## Begin Supplied records
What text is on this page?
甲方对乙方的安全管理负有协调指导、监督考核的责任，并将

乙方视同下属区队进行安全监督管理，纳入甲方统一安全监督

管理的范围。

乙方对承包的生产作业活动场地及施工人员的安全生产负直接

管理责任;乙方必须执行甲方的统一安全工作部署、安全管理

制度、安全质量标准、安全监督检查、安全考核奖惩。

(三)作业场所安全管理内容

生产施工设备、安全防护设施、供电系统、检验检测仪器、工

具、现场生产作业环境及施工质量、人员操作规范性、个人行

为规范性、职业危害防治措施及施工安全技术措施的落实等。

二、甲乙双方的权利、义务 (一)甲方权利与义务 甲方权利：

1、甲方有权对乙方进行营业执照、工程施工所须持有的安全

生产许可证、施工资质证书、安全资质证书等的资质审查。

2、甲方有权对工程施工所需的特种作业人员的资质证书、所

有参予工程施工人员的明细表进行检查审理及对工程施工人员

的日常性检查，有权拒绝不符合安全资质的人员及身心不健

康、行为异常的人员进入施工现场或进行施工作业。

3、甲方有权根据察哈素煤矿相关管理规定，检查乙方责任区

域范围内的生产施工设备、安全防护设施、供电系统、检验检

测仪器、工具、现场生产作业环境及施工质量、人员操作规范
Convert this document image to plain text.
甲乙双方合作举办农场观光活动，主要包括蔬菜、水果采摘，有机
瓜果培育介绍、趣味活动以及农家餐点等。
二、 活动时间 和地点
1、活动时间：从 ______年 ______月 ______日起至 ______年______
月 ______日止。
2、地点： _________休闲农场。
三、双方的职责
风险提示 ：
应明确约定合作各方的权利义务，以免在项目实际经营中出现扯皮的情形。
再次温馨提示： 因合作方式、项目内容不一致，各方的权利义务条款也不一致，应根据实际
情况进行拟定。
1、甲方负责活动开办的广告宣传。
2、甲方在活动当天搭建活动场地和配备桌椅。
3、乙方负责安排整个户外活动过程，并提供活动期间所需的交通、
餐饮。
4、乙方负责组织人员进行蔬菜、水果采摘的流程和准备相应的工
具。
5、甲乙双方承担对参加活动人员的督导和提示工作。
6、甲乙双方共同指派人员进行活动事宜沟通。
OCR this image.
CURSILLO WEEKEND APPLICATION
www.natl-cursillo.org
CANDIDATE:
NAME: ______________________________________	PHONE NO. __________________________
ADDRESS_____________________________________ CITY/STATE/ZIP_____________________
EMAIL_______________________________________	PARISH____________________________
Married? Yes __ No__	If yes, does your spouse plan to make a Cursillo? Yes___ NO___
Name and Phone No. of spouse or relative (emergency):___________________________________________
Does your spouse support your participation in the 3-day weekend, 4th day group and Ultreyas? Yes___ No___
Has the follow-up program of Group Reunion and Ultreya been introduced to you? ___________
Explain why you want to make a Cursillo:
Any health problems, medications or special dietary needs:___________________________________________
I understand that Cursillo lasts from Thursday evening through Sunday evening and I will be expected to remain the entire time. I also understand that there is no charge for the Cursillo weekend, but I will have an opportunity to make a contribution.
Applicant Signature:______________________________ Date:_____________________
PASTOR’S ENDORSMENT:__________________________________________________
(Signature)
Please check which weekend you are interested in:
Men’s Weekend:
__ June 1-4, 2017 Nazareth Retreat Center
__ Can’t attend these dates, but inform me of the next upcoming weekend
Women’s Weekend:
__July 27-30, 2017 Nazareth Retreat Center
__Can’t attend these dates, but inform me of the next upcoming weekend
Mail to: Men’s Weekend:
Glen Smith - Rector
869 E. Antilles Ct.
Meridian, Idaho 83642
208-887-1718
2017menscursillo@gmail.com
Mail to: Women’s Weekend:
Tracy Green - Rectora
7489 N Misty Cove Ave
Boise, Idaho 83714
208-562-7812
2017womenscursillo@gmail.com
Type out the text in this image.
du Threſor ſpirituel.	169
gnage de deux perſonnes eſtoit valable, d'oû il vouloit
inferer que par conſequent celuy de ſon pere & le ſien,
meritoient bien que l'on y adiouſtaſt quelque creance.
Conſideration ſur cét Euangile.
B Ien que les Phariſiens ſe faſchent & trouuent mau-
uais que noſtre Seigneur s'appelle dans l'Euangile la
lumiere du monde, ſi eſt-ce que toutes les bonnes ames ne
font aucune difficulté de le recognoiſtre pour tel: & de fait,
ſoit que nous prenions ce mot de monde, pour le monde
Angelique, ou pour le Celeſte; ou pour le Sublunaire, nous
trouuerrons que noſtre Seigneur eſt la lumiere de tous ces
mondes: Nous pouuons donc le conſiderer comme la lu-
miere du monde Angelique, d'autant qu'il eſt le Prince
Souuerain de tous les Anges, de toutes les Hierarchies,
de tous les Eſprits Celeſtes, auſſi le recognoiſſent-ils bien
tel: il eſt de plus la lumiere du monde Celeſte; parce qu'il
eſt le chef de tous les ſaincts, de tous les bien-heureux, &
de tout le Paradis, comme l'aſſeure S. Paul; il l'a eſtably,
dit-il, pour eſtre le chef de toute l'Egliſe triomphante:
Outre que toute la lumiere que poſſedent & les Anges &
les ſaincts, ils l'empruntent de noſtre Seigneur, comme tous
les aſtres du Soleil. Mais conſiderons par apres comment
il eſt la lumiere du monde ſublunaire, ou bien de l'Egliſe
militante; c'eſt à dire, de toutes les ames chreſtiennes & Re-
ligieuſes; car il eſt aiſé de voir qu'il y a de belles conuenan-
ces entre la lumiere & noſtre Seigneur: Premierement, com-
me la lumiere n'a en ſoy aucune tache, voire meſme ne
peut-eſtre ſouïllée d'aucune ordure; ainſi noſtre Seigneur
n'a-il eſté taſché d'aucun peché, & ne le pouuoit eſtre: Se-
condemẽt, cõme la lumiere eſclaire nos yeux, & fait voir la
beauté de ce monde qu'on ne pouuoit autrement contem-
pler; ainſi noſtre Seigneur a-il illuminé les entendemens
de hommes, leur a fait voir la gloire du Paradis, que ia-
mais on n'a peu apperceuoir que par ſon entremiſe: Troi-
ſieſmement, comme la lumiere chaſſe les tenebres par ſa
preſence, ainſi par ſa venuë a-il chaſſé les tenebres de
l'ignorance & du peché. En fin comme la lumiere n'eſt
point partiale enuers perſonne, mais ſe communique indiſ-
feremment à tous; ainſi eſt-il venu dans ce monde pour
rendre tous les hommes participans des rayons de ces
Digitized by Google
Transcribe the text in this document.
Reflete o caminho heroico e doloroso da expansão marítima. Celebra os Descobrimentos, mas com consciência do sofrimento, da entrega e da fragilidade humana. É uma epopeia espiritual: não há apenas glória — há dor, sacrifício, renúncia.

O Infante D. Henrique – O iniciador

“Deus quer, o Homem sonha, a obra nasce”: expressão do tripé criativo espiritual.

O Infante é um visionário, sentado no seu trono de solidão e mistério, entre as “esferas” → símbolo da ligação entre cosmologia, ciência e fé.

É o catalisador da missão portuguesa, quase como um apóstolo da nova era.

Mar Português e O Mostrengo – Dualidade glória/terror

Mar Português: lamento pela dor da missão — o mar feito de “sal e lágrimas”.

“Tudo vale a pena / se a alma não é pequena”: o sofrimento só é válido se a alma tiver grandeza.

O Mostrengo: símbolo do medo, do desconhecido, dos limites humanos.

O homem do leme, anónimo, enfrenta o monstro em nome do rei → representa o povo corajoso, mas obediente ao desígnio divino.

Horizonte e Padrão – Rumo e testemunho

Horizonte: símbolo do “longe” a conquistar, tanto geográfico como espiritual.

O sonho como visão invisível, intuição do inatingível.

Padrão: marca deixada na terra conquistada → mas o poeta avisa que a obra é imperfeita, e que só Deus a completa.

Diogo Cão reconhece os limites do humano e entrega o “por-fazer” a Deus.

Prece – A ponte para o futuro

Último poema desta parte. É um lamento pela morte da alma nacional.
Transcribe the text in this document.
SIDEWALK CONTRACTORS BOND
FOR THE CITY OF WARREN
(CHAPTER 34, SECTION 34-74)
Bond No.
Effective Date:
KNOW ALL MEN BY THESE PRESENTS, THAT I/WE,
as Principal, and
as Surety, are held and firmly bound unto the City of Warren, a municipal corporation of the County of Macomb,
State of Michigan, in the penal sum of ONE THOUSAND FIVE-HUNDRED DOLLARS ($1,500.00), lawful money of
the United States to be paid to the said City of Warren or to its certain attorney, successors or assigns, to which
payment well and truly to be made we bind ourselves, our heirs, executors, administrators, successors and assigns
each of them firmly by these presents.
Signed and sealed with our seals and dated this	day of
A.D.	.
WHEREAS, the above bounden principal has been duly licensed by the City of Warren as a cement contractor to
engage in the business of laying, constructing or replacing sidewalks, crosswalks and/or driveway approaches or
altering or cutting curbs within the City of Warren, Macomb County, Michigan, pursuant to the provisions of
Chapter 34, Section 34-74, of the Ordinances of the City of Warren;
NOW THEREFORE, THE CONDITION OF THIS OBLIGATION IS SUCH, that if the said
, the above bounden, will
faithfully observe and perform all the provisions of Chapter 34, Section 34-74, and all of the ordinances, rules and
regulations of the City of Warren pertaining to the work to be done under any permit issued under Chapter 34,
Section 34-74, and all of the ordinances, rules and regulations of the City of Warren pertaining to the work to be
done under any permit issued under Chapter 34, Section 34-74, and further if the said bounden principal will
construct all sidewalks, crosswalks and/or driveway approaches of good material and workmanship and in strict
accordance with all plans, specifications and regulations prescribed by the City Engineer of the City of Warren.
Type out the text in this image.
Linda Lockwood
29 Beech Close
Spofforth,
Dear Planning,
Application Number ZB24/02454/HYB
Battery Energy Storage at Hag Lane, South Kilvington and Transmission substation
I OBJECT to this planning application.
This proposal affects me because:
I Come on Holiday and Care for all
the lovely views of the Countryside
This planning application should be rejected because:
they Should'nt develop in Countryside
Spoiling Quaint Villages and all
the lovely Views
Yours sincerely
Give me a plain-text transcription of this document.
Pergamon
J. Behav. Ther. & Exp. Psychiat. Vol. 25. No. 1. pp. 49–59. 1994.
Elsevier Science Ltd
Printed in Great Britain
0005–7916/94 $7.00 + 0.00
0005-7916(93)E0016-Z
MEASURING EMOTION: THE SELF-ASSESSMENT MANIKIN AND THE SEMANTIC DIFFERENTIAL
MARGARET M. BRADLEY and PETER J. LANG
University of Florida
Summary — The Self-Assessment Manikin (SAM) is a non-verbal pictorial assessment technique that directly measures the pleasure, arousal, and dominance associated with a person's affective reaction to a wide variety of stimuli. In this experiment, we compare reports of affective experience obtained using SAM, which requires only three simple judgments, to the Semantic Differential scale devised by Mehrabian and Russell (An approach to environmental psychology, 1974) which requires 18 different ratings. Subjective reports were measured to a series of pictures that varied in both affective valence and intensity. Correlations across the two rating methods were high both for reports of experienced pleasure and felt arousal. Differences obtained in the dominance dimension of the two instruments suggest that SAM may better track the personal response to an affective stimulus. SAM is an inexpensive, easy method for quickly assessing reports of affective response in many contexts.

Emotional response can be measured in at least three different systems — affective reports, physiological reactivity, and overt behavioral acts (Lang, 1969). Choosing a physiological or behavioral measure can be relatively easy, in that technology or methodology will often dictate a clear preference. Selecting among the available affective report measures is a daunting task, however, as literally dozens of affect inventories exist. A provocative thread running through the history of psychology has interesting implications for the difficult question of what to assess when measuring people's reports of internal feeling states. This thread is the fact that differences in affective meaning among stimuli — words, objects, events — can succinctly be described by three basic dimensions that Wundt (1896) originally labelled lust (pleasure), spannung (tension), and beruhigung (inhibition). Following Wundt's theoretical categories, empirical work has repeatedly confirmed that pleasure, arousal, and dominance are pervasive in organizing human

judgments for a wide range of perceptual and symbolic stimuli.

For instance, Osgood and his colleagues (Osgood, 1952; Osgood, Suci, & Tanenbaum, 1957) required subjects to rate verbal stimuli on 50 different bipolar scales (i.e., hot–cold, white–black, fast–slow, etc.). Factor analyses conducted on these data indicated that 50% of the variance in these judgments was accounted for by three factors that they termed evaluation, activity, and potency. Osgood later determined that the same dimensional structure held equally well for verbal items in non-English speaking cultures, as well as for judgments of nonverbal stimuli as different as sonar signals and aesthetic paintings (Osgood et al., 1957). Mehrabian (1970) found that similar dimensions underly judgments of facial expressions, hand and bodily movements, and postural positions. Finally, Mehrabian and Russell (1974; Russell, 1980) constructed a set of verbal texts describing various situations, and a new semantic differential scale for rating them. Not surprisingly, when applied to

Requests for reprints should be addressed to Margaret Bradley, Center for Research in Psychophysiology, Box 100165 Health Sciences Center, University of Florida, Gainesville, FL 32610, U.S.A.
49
## End Supplied records
Extract every line of the records above that contains the word "Deus".

“Deus quer, o Homem sonha, a obra nasce”: expressão do tripé criativo espiritual.
Padrão: marca deixada na terra conquistada → mas o poeta avisa que a obra é imperfeita, e que só Deus a completa.
Diogo Cão reconhece os limites do humano e entrega o “por-fazer” a Deus.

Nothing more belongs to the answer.